___ Data for this exercise ___

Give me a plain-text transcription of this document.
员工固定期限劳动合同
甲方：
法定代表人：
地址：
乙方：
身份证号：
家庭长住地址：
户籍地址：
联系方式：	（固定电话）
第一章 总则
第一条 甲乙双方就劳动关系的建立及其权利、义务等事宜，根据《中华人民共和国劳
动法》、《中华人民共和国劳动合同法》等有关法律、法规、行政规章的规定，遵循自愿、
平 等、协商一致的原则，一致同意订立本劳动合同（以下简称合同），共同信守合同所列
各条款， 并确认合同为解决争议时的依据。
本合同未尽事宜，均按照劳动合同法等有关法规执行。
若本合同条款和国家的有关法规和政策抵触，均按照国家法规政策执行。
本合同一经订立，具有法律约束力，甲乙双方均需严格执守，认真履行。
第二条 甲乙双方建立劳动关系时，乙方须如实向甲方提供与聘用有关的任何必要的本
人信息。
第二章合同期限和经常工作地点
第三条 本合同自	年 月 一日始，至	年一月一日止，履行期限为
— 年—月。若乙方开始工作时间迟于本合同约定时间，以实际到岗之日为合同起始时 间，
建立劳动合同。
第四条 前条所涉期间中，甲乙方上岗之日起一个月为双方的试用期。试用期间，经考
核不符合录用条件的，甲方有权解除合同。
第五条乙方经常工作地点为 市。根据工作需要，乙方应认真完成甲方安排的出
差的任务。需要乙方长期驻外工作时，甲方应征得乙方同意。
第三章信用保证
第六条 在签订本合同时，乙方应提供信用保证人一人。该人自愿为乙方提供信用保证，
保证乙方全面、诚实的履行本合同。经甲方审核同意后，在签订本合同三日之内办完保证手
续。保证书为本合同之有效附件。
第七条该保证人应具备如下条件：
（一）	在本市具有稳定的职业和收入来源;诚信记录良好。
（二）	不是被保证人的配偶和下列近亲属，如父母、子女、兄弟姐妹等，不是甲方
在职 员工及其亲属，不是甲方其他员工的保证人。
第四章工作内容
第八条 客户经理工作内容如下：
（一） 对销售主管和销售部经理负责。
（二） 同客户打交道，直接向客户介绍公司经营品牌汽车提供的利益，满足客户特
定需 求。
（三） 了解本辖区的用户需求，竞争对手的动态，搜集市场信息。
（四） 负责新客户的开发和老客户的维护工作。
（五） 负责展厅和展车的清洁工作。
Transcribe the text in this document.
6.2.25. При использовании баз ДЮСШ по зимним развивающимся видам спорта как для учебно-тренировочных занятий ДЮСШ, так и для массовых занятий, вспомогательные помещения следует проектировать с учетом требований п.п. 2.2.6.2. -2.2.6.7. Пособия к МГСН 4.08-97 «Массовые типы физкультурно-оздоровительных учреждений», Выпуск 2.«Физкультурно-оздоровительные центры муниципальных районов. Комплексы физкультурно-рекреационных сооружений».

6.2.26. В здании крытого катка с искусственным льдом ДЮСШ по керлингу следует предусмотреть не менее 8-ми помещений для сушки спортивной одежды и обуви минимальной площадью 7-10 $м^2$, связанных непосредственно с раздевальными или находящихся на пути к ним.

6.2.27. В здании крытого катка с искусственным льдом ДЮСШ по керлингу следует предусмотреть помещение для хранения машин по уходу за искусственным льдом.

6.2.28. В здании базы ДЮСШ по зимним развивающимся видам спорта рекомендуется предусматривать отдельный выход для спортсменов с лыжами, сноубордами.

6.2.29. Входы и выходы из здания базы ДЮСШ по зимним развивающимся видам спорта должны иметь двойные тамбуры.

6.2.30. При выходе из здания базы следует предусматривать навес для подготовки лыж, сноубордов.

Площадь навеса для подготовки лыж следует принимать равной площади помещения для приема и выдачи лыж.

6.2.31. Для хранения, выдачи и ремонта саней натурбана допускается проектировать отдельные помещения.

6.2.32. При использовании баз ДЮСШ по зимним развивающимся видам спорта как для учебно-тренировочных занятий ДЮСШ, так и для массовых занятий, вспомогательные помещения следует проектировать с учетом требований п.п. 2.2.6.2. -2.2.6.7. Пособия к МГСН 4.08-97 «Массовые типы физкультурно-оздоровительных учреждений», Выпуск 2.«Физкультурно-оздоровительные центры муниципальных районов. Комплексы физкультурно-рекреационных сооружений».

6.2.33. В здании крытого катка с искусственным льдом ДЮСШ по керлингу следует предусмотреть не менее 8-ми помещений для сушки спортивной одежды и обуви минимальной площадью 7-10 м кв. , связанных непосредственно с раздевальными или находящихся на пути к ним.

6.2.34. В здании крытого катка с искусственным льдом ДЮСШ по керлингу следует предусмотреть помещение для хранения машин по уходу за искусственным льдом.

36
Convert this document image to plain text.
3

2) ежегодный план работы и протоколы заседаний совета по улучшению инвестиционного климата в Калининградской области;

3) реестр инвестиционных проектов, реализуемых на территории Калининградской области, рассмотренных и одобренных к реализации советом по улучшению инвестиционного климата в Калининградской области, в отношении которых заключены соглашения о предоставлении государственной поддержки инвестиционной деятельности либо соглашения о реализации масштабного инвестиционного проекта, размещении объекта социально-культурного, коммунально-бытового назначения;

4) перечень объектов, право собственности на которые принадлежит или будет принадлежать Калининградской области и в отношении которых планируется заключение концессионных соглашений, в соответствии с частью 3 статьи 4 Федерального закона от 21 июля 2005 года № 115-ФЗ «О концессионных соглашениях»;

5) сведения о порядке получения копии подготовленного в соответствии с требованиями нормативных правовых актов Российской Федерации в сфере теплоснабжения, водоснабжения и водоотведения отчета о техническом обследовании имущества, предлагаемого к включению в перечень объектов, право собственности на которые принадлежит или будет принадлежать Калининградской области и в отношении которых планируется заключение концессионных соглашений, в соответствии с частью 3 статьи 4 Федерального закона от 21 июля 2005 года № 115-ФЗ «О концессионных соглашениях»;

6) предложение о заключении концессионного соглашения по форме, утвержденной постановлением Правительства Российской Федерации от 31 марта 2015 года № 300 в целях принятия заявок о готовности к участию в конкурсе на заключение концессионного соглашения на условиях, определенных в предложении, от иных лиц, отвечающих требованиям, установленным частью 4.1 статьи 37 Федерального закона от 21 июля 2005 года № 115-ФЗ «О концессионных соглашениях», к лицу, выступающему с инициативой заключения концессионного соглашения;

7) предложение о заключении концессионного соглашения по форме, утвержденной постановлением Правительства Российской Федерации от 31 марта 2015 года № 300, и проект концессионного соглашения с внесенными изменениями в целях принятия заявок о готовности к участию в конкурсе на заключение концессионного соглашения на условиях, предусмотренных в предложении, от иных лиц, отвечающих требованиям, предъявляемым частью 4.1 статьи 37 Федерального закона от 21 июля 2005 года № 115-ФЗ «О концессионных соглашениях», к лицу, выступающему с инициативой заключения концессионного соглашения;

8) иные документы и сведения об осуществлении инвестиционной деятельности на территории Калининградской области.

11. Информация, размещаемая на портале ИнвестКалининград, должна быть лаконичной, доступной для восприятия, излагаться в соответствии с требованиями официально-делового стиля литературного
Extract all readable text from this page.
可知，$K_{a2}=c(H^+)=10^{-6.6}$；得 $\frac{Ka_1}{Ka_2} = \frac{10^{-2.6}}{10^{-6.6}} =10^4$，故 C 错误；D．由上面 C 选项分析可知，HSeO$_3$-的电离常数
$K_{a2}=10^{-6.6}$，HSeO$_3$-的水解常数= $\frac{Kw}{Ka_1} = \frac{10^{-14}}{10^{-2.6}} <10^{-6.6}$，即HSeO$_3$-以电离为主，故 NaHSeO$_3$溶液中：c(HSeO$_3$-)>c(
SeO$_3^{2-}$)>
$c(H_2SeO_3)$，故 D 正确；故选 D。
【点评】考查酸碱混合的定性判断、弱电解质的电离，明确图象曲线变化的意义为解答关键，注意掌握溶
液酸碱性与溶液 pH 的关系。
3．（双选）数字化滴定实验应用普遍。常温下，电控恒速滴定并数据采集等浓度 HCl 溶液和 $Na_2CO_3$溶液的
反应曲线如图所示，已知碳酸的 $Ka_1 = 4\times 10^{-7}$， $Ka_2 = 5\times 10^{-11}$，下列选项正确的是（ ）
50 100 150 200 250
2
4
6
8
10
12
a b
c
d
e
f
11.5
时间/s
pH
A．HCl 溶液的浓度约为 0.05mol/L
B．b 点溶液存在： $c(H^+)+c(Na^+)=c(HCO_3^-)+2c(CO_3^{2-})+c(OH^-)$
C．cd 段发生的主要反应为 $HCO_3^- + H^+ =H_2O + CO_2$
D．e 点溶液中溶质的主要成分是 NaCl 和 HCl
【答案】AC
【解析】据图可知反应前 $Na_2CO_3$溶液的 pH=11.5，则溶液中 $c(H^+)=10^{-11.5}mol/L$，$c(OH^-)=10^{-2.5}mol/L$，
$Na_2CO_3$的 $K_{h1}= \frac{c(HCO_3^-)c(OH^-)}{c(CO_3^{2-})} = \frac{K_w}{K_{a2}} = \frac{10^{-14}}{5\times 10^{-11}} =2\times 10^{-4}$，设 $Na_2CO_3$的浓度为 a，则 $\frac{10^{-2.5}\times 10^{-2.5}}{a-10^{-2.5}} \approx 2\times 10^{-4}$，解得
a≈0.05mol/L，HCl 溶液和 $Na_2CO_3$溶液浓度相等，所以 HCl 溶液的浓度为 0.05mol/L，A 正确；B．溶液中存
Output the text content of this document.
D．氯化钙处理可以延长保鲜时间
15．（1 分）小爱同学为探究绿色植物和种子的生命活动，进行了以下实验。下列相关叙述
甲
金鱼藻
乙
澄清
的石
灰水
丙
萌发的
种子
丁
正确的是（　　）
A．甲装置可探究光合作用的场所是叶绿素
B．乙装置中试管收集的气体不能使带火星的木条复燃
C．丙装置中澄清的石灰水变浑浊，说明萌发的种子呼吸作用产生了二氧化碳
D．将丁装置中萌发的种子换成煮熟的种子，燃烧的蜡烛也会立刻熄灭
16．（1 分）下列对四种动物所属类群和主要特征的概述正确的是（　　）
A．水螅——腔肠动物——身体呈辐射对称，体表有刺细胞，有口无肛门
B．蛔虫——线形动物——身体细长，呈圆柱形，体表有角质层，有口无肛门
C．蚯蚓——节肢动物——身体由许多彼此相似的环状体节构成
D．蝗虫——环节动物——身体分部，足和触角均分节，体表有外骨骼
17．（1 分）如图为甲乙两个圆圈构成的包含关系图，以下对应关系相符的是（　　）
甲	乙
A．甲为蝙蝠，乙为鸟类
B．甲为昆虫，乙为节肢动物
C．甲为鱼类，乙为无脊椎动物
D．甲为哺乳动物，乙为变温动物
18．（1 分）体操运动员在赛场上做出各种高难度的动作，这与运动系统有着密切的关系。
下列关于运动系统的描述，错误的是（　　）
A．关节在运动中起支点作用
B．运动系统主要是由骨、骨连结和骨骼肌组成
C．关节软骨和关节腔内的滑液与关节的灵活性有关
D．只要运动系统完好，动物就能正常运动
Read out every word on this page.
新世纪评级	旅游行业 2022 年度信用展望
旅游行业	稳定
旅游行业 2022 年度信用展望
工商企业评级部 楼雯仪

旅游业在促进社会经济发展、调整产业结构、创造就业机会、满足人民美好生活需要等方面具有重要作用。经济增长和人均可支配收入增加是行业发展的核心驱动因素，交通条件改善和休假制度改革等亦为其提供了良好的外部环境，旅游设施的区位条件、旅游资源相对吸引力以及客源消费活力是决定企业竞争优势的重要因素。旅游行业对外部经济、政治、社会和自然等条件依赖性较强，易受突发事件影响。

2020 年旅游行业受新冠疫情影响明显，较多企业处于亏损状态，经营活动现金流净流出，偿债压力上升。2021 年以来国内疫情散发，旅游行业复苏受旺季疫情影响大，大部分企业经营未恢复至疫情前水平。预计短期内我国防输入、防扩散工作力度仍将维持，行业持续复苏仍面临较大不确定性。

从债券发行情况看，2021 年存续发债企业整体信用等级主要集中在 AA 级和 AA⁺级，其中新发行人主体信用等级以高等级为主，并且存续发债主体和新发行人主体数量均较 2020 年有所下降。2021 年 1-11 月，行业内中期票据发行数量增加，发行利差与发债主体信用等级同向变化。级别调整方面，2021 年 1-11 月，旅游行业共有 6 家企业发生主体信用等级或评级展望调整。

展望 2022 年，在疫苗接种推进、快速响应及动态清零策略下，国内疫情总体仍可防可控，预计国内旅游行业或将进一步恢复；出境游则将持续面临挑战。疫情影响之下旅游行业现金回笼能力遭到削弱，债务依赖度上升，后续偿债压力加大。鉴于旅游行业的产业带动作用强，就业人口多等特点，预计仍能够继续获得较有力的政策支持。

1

___

Write out every line of the entries that holds the word "times".

Task answer
反应曲线如图所示，已知碳酸的 $Ka_1 = 4\times 10^{-7}$， $Ka_2 = 5\times 10^{-11}$，下列选项正确的是（ ）
$Na_2CO_3$的 $K_{h1}= \frac{c(HCO_3^-)c(OH^-)}{c(CO_3^{2-})} = \frac{K_w}{K_{a2}} = \frac{10^{-14}}{5\times 10^{-11}} =2\times 10^{-4}$，设 $Na_2CO_3$的浓度为 a，则 $\frac{10^{-2.5}\times 10^{-2.5}}{a-10^{-2.5}} \approx 2\times 10^{-4}$，解得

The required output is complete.